EXERCISE DIRECTIONS: Write out all lines holding the word "Datum".

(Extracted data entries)
---+---
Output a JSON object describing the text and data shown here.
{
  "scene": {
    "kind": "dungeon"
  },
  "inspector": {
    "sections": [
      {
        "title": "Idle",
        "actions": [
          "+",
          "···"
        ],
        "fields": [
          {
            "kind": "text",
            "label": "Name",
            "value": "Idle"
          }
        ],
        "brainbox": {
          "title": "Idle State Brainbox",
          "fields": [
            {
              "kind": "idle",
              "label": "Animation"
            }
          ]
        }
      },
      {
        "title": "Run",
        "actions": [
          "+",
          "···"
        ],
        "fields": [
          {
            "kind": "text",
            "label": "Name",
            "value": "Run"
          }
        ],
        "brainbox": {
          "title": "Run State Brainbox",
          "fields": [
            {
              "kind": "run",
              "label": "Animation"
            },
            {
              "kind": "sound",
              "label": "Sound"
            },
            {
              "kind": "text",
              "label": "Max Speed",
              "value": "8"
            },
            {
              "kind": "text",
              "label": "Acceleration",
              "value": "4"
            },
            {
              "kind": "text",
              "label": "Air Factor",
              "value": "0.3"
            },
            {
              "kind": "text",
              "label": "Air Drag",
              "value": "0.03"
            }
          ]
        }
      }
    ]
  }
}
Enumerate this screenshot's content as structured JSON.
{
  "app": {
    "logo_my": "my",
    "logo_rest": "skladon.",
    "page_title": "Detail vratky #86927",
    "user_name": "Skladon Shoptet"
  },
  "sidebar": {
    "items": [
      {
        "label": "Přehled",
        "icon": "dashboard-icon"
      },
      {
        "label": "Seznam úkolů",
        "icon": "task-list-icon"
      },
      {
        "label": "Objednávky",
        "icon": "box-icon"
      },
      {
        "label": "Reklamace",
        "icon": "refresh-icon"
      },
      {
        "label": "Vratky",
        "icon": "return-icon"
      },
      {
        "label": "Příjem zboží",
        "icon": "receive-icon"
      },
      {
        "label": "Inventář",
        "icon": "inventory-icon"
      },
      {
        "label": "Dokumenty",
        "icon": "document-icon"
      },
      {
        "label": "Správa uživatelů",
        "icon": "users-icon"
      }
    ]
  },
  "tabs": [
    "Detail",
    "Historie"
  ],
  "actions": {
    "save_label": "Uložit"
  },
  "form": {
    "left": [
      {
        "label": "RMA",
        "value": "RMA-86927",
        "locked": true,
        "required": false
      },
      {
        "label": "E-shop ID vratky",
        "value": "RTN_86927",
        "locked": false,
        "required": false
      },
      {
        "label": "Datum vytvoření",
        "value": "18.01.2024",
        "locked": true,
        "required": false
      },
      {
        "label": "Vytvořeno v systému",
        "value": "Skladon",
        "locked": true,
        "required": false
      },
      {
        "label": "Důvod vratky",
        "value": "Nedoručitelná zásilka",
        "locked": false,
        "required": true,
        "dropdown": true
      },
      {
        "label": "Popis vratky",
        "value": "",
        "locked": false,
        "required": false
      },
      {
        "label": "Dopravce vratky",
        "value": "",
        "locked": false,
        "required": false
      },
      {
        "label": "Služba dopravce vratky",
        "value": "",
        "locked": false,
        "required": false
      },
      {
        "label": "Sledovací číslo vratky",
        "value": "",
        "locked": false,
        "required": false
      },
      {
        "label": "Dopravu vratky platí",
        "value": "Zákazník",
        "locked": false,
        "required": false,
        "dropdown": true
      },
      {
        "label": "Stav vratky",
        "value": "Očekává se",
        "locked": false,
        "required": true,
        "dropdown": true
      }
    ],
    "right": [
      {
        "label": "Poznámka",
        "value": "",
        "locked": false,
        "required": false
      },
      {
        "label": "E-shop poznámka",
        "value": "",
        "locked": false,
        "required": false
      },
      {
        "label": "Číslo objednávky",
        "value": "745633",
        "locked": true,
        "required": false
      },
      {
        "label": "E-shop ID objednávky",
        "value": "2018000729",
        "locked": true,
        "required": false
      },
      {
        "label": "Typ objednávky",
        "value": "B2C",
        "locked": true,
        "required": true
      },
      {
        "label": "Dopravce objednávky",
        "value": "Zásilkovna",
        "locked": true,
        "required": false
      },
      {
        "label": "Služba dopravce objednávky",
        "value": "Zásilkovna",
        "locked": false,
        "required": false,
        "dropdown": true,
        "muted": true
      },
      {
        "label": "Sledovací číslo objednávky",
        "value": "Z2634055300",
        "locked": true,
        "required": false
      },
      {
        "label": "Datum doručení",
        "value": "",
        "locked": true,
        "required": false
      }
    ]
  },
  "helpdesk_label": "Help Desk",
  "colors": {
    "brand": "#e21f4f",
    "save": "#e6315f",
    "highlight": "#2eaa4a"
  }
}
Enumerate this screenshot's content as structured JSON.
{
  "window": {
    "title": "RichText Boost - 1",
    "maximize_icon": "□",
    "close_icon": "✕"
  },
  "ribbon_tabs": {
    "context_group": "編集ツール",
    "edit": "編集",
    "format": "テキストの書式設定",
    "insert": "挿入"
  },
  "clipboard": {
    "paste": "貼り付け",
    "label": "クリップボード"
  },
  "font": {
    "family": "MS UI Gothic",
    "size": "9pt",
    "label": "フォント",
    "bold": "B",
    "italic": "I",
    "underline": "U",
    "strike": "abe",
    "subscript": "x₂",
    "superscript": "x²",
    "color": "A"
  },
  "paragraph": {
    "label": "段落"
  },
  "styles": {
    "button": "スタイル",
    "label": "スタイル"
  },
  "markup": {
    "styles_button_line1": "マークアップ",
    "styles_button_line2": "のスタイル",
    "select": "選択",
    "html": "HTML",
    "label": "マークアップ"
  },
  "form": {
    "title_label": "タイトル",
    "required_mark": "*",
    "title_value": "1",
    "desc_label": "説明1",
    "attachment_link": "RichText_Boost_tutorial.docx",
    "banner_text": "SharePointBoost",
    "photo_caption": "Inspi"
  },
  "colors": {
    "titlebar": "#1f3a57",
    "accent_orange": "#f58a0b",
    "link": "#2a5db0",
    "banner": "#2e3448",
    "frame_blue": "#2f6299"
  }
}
---+---
SOLUTION FOR THIS EXERCISE:
        "label": "Datum vytvoření",
        "label": "Datum doručení",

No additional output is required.